- Instructions for the task -
Look through the records below and collect all lines that hold the string "Stokes".

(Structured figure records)

┄┄┄┄┄┄┄┄┄┄┄┄┄┄┄┄┄┄┄┄

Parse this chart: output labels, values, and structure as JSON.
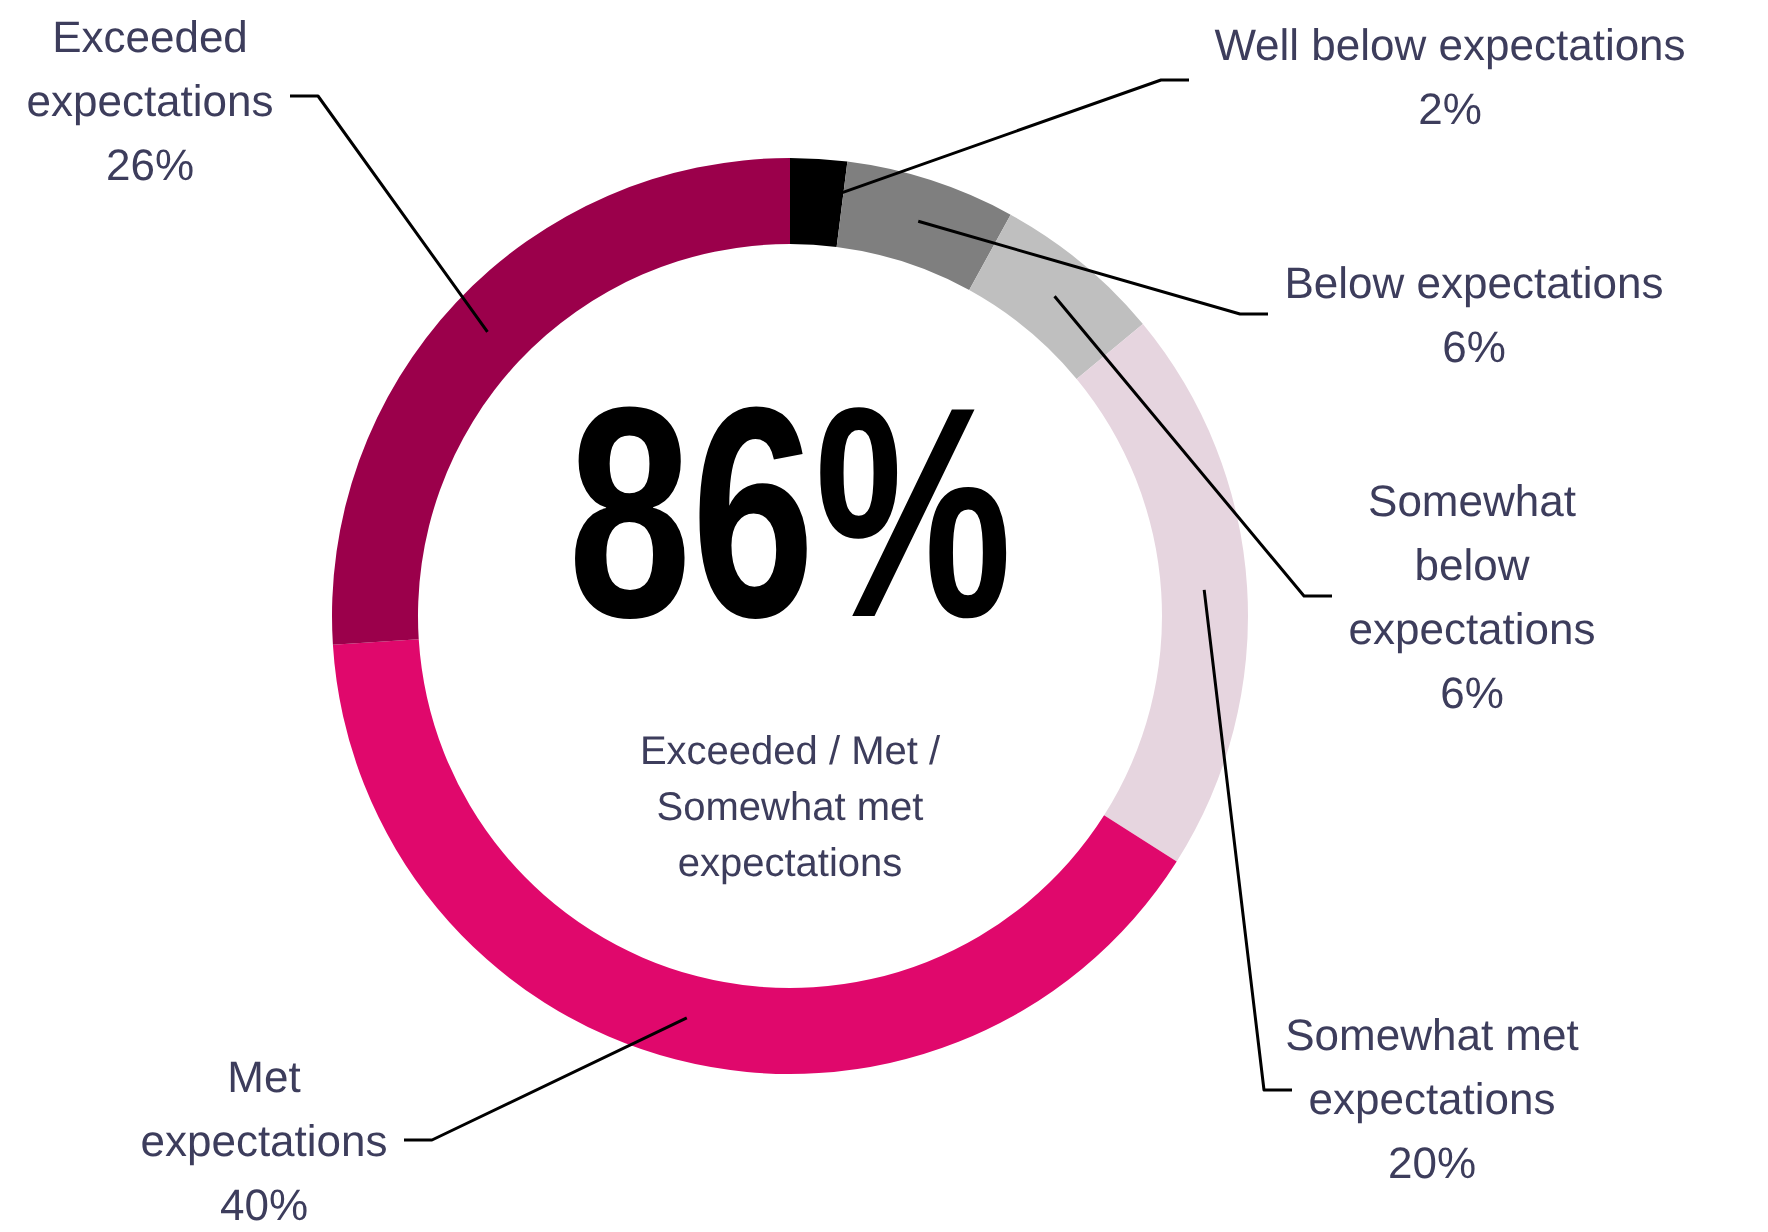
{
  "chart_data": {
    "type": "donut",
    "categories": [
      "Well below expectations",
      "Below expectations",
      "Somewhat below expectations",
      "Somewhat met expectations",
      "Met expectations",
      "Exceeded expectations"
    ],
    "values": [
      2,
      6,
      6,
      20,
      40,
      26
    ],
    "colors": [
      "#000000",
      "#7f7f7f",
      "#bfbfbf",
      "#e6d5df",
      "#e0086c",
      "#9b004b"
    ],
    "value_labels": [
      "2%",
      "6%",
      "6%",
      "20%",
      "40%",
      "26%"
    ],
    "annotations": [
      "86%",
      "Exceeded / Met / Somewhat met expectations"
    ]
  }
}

┄┄┄┄┄┄┄┄┄┄┄┄┄┄┄┄┄┄┄┄

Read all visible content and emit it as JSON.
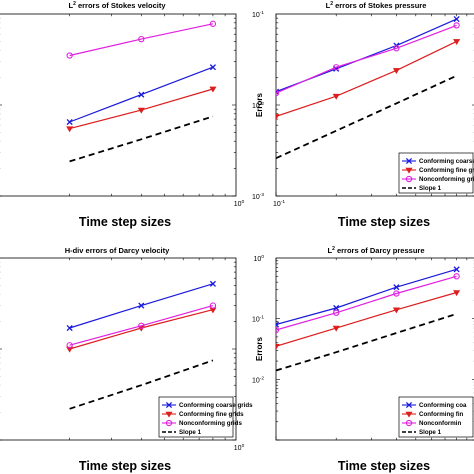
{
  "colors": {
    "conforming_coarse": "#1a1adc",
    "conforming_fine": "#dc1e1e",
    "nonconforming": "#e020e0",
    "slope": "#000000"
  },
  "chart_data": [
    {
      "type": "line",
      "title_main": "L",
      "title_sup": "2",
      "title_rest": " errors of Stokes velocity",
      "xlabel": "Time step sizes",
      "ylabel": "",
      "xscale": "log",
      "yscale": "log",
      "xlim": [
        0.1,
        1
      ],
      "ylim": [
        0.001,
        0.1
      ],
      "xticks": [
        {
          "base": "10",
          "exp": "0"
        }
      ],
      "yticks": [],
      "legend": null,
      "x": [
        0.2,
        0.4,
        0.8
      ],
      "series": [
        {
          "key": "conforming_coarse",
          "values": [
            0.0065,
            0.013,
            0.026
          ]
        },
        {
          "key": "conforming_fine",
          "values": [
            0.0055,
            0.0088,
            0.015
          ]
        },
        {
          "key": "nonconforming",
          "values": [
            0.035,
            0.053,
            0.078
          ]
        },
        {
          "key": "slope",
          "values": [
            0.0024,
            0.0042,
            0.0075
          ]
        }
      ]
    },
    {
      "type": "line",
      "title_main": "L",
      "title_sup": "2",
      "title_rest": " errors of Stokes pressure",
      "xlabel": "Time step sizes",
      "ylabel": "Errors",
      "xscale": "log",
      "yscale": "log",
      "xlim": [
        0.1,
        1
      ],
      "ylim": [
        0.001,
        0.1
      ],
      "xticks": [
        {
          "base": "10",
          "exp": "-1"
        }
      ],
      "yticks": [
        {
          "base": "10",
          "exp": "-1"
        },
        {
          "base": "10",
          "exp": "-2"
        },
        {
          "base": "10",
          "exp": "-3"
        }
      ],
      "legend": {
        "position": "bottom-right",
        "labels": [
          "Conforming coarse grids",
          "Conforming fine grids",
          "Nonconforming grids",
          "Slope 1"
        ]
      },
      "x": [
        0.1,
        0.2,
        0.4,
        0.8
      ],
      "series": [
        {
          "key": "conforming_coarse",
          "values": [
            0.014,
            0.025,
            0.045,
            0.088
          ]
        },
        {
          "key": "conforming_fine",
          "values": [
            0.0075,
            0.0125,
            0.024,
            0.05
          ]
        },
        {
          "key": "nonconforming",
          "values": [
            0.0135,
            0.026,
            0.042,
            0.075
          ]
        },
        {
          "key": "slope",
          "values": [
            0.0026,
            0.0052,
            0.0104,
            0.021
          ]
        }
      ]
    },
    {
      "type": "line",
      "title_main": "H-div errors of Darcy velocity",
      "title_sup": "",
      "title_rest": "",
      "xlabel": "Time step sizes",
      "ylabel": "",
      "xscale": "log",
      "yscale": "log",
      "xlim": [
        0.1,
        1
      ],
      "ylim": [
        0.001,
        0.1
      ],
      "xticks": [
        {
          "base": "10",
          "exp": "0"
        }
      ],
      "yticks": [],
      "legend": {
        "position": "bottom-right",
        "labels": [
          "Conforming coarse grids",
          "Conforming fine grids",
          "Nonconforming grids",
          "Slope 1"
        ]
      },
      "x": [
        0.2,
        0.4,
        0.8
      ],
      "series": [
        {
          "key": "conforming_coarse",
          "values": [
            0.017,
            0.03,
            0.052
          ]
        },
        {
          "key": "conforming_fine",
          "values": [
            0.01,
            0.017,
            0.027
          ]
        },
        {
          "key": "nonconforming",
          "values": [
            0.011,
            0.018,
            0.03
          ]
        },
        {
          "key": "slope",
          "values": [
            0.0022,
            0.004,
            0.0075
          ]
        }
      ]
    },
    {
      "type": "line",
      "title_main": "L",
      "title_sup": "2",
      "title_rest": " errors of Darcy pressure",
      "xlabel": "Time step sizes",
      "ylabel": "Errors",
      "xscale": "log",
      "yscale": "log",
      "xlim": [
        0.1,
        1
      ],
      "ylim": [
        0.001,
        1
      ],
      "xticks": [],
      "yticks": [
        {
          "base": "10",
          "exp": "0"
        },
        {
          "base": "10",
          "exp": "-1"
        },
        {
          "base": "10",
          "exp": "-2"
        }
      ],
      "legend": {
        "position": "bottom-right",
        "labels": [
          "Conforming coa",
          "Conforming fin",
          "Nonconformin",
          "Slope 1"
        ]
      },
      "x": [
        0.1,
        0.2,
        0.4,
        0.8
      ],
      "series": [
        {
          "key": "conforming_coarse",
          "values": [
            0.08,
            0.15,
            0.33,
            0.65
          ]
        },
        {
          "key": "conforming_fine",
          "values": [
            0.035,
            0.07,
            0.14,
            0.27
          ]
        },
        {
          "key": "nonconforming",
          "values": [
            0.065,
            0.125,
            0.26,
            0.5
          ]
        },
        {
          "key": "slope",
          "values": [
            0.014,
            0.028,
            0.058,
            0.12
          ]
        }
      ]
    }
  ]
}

┄┄┄┄┄┄┄┄┄┄┄┄┄┄┄┄┄┄┄┄

- Task result -
      "title_rest": " errors of Stokes velocity",
      "title_rest": " errors of Stokes pressure",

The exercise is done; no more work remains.